## Exercise material
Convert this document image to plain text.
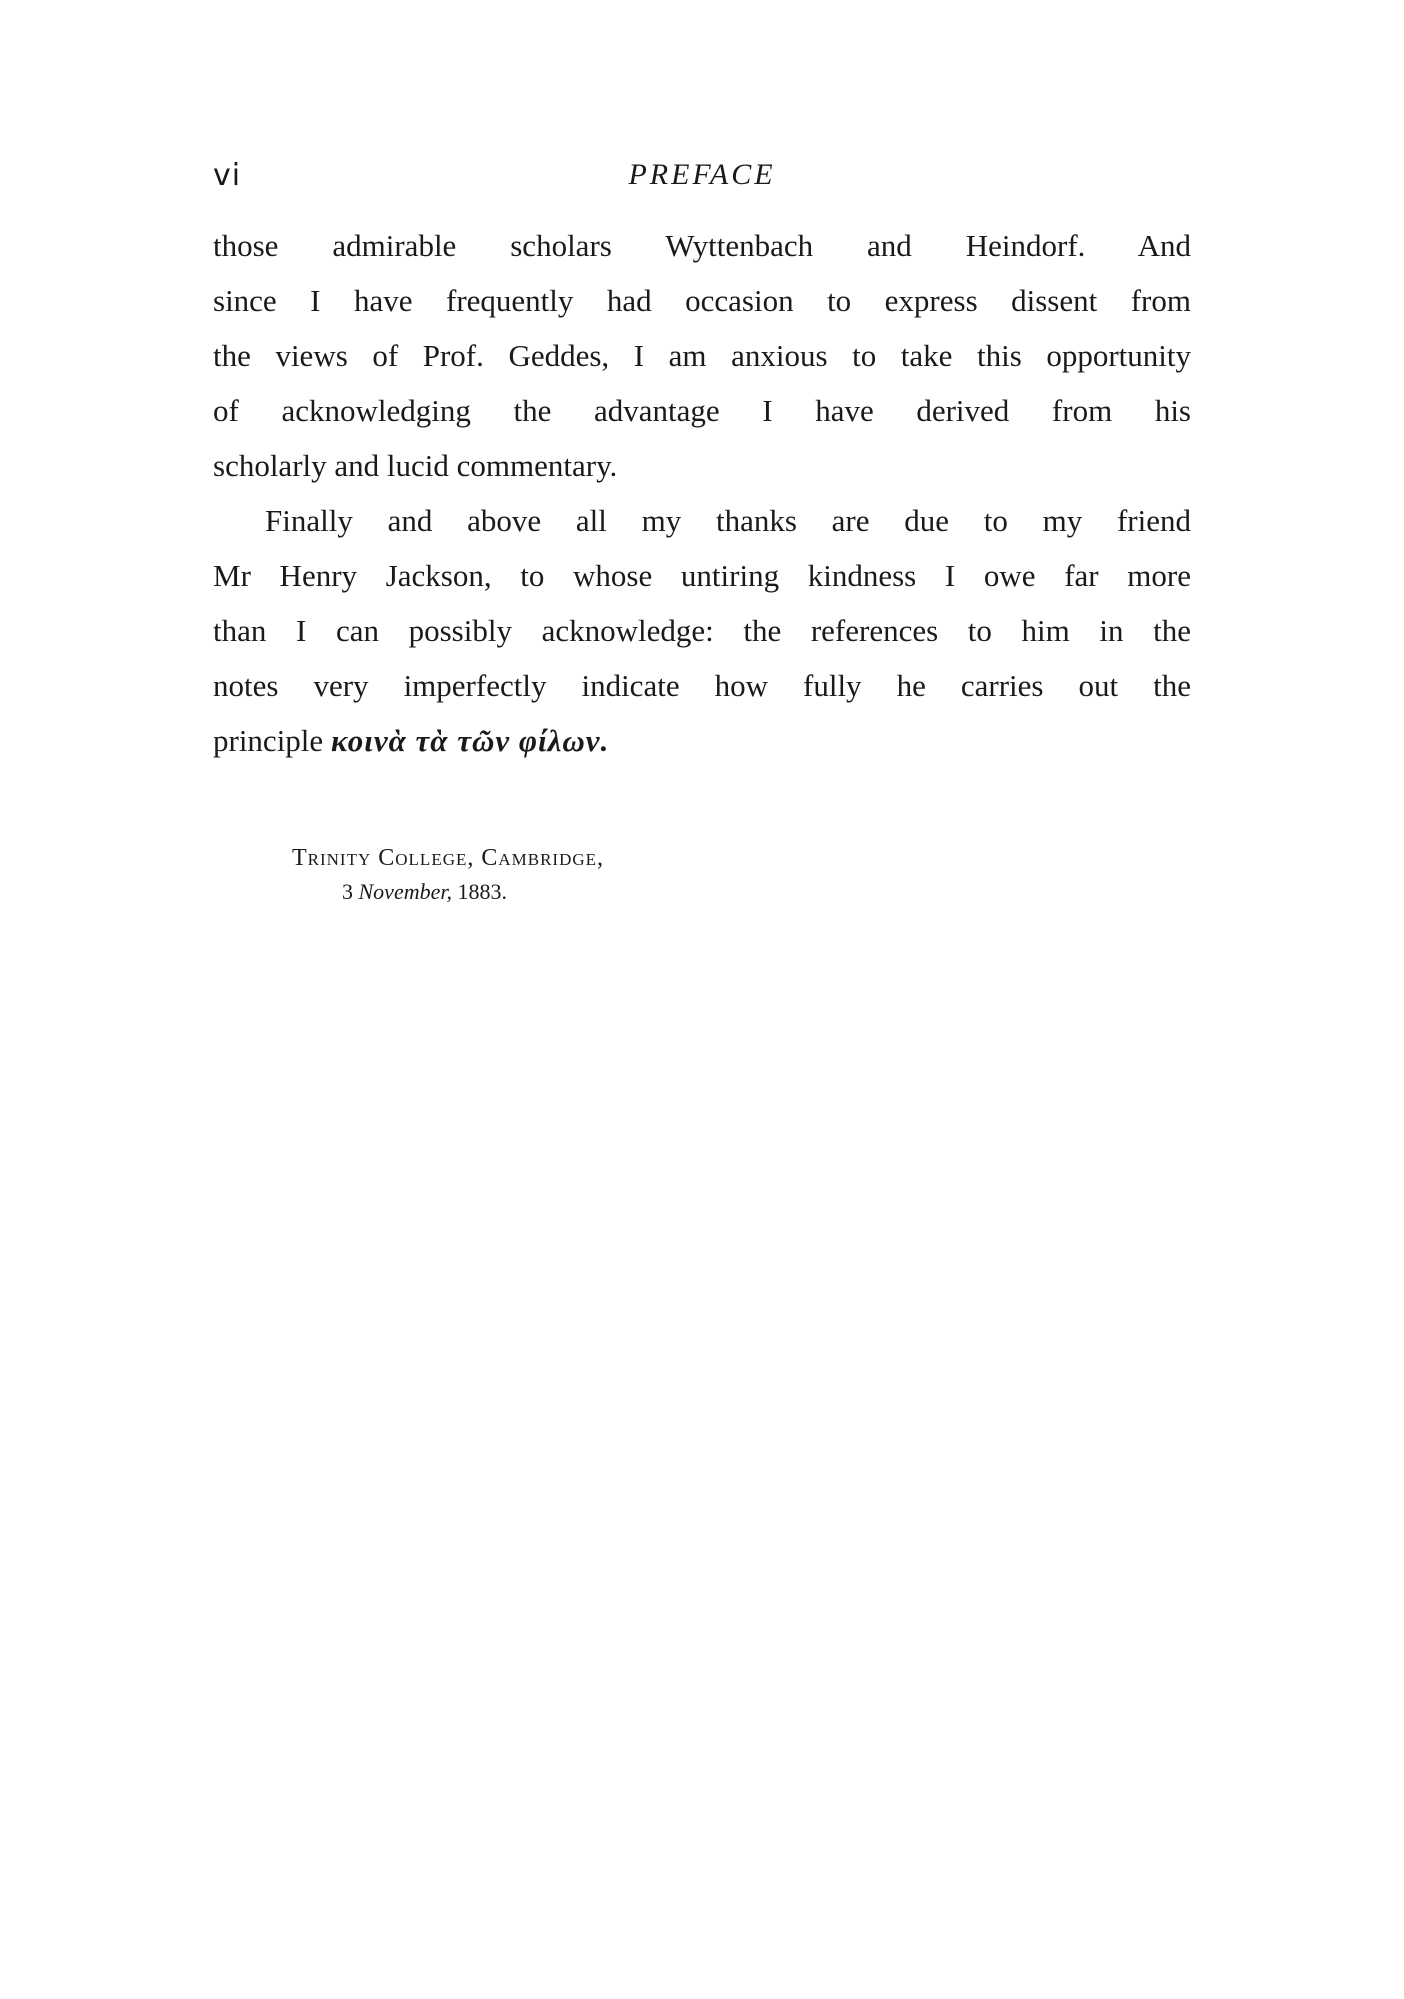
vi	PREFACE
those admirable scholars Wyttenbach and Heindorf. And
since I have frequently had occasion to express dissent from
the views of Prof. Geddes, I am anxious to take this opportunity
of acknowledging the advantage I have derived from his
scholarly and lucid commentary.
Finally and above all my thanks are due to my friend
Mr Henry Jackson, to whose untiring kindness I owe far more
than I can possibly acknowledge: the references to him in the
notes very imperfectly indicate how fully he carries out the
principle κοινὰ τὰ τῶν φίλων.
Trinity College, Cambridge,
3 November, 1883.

## Exercise directions
Pictures in the records above are left out; print everything else exactly as written.

## Response
Convert this document image to plain text.
vi	PREFACE
those admirable scholars Wyttenbach and Heindorf. And
since I have frequently had occasion to express dissent from
the views of Prof. Geddes, I am anxious to take this opportunity
of acknowledging the advantage I have derived from his
scholarly and lucid commentary.
Finally and above all my thanks are due to my friend
Mr Henry Jackson, to whose untiring kindness I owe far more
than I can possibly acknowledge: the references to him in the
notes very imperfectly indicate how fully he carries out the
principle κοινὰ τὰ τῶν φίλων.
Trinity College, Cambridge,
3 November, 1883.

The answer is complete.